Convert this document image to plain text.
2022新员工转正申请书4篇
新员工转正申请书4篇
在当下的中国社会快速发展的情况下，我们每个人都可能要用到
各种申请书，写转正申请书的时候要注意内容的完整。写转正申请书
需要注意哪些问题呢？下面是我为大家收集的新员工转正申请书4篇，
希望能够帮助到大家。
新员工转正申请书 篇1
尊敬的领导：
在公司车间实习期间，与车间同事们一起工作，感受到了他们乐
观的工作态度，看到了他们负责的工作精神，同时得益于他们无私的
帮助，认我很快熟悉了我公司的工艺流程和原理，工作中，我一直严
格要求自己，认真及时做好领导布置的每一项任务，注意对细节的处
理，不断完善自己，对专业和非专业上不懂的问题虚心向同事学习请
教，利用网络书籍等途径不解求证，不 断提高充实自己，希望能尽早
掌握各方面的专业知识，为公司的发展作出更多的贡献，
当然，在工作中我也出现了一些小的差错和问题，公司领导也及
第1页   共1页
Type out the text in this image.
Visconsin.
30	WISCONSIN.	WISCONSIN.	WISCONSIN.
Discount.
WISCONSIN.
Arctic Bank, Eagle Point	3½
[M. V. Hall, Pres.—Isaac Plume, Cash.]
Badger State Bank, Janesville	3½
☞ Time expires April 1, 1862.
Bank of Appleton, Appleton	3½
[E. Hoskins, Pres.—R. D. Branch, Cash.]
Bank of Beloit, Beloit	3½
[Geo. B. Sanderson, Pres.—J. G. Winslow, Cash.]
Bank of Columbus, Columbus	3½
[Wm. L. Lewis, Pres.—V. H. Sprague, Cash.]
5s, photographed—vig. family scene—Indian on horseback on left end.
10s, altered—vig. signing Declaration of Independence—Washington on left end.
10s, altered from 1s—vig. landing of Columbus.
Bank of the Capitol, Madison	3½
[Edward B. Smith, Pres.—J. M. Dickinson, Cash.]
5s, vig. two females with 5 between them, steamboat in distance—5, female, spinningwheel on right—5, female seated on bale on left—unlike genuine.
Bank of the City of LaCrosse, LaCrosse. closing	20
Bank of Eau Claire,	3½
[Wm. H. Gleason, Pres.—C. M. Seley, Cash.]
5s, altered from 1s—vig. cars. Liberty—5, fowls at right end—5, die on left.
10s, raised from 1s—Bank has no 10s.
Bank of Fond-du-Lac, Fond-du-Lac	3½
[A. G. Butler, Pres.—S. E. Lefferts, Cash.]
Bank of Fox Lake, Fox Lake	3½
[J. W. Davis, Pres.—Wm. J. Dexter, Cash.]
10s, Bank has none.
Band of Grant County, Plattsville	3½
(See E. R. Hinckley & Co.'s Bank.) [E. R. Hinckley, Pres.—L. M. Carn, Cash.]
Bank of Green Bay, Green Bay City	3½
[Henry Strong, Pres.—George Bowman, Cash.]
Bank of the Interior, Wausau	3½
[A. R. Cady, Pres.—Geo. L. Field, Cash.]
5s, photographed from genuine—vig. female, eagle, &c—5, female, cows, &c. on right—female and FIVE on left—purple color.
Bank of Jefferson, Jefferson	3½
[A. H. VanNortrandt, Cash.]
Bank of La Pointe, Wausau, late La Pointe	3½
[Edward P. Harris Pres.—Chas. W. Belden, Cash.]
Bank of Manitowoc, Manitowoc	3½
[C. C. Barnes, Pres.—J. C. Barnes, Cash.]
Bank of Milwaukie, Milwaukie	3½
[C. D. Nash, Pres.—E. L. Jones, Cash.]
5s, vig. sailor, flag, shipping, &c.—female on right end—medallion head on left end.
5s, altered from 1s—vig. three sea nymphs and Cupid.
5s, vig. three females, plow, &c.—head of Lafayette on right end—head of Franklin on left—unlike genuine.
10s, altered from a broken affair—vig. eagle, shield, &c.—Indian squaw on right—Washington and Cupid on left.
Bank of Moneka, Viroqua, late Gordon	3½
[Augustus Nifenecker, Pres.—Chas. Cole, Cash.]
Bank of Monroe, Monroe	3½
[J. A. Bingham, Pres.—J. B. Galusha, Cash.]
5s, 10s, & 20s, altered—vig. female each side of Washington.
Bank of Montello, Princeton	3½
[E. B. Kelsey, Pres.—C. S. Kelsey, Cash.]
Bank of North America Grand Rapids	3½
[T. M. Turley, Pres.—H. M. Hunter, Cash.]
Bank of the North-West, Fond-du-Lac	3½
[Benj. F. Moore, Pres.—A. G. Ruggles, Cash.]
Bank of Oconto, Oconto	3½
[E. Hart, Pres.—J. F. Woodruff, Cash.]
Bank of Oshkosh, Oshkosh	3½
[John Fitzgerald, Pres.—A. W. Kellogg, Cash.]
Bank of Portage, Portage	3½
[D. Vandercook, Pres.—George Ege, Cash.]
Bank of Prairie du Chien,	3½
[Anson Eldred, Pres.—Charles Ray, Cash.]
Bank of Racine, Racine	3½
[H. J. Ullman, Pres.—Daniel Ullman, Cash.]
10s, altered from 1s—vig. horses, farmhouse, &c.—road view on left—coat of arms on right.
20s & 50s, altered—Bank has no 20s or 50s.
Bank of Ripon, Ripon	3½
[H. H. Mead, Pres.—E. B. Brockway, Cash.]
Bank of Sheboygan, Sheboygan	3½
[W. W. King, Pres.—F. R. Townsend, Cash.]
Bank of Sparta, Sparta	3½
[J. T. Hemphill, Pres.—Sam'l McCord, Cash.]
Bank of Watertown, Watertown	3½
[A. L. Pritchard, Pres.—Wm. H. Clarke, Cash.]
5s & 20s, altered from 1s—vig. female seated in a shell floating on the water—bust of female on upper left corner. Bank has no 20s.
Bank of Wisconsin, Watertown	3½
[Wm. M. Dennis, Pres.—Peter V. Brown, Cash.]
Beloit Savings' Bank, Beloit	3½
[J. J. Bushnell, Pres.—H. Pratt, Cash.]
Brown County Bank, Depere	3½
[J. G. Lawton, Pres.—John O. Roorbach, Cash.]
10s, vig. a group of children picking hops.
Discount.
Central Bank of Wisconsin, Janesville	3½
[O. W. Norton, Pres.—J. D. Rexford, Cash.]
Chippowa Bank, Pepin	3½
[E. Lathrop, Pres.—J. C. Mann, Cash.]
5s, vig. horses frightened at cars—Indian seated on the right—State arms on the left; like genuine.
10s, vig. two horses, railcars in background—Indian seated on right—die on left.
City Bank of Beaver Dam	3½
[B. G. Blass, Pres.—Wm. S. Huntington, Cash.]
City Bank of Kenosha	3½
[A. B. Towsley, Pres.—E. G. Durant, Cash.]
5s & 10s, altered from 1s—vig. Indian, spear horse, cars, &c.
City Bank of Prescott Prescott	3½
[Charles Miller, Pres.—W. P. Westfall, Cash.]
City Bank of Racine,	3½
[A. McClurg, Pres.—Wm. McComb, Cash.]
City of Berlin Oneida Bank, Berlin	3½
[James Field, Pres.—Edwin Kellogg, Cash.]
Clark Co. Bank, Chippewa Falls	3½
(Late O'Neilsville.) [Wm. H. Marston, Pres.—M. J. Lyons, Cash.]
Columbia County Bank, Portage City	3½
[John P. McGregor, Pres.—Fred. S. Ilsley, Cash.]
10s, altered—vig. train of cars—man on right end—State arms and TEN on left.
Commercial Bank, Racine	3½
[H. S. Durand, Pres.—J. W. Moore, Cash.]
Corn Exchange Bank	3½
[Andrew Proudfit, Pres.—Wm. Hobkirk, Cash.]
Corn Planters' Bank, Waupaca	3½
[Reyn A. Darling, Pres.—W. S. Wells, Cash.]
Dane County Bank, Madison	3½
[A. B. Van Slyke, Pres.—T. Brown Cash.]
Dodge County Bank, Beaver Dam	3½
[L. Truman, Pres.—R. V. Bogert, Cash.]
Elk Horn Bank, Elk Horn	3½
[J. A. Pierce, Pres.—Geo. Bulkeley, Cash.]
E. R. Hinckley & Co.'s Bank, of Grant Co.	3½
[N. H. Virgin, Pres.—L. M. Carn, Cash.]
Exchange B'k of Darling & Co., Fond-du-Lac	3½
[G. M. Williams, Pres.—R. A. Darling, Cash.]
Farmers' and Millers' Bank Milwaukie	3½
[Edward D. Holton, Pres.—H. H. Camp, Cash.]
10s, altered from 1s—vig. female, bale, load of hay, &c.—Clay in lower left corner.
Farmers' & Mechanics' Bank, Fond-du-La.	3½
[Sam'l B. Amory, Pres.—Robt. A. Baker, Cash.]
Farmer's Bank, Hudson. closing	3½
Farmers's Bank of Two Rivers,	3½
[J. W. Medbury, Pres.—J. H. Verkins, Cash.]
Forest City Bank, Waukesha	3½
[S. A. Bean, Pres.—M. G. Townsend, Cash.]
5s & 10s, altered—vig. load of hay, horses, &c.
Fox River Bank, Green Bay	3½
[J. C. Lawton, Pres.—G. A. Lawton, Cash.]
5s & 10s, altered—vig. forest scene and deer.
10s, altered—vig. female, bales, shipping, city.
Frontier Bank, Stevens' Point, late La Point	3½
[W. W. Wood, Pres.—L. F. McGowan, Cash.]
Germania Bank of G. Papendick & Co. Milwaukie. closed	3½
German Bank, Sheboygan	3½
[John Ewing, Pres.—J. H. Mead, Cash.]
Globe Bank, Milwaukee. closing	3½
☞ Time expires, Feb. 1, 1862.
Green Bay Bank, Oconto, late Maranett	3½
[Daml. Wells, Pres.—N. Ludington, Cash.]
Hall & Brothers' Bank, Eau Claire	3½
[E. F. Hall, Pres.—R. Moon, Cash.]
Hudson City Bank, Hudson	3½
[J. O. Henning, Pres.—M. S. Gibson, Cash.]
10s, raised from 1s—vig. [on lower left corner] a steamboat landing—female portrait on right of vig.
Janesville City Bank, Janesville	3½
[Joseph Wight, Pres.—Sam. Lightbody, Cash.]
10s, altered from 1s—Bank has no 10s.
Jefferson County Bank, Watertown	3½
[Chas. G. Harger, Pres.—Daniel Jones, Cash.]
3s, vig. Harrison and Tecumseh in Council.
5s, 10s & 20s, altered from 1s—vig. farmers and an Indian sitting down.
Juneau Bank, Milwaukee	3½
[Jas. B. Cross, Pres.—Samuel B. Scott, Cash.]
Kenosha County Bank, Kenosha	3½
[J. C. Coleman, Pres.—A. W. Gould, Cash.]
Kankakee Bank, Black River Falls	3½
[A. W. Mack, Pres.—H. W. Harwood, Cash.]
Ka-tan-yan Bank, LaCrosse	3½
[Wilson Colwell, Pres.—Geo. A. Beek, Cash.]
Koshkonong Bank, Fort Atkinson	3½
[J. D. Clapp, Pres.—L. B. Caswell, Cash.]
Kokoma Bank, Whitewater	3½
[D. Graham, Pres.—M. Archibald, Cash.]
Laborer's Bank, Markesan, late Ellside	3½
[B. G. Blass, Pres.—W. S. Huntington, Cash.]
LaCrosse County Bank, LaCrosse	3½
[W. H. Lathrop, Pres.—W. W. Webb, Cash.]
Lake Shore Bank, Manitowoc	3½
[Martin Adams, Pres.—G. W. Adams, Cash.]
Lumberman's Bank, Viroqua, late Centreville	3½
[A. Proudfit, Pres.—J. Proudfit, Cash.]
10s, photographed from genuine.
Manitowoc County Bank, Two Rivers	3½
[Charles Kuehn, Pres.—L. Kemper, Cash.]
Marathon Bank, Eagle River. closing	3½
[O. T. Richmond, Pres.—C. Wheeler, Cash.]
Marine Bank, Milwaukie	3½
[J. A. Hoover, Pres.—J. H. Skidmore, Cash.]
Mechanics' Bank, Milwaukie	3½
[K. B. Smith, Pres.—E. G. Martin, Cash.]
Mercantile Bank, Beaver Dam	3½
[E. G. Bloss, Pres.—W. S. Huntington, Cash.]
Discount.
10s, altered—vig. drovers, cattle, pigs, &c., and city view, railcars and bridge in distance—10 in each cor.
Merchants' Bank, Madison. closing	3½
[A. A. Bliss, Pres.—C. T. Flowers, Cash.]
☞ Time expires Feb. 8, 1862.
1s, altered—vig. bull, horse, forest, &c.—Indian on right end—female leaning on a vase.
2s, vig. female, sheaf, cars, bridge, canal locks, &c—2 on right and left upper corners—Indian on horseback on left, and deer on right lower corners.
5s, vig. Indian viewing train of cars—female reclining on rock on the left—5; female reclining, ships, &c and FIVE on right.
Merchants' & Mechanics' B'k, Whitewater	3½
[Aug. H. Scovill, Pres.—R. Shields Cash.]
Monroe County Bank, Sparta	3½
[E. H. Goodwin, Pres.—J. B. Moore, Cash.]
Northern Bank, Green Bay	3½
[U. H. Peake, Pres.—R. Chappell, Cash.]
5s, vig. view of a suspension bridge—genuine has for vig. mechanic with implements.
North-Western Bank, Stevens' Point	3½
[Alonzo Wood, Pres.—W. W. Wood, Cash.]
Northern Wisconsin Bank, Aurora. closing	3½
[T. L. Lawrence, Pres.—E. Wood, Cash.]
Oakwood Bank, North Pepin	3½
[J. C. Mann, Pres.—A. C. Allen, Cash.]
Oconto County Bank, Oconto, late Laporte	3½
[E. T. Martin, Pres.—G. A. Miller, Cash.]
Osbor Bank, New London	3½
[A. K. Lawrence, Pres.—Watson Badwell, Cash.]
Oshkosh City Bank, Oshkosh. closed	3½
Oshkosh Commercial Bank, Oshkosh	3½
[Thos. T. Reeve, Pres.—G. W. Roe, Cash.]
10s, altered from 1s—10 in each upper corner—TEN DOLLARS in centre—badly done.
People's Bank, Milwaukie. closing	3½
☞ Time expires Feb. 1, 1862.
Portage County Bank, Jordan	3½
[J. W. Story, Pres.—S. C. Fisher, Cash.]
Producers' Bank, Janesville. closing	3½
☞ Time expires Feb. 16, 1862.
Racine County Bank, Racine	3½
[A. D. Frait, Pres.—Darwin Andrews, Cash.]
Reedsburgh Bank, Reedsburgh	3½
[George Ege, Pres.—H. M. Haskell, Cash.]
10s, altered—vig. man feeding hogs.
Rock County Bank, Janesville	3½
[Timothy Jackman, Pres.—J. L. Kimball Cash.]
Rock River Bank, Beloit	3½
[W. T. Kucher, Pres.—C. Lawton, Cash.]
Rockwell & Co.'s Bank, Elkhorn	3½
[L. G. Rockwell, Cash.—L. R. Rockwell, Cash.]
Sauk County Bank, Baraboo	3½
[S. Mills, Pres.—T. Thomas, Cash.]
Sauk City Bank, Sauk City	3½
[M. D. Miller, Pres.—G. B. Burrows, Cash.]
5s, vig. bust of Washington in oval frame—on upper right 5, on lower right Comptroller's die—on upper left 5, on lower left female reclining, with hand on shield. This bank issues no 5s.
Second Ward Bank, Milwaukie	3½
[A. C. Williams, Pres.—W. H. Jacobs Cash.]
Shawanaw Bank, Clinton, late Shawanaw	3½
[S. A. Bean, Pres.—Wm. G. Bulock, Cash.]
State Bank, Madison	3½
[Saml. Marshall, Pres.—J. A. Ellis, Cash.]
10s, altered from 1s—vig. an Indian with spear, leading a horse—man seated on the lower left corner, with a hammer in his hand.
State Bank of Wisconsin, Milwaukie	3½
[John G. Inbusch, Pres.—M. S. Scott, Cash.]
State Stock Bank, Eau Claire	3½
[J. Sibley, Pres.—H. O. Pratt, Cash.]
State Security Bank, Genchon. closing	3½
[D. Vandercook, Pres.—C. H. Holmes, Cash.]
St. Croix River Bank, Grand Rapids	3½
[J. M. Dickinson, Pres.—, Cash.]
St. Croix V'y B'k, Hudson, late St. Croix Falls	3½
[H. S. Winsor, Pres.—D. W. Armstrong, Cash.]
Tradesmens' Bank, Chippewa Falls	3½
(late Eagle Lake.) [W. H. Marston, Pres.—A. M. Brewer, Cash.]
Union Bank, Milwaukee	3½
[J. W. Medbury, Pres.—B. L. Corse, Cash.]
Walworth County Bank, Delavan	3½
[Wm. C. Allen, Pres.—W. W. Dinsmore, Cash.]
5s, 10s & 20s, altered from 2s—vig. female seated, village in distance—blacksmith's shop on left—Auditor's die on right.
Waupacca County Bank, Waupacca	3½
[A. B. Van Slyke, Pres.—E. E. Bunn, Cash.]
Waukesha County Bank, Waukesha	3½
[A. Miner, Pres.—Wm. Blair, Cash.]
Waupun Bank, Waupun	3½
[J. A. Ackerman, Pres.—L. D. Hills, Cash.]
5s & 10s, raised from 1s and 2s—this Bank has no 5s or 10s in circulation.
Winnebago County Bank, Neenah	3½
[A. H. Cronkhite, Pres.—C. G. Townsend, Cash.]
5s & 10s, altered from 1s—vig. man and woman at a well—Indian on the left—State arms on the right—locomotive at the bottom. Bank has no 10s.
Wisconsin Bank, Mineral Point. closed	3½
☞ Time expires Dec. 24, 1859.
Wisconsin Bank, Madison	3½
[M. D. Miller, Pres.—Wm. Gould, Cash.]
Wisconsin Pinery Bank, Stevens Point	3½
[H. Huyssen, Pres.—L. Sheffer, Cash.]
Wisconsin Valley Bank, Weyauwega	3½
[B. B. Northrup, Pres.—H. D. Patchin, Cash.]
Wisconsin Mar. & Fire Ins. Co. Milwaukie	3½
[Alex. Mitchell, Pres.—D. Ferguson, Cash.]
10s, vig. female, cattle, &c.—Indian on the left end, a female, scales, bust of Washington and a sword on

-=-=-=-=-

Your task:
What is the number of lines that contain "Pratt"? Reply with that number alone.

Solved exercise:
2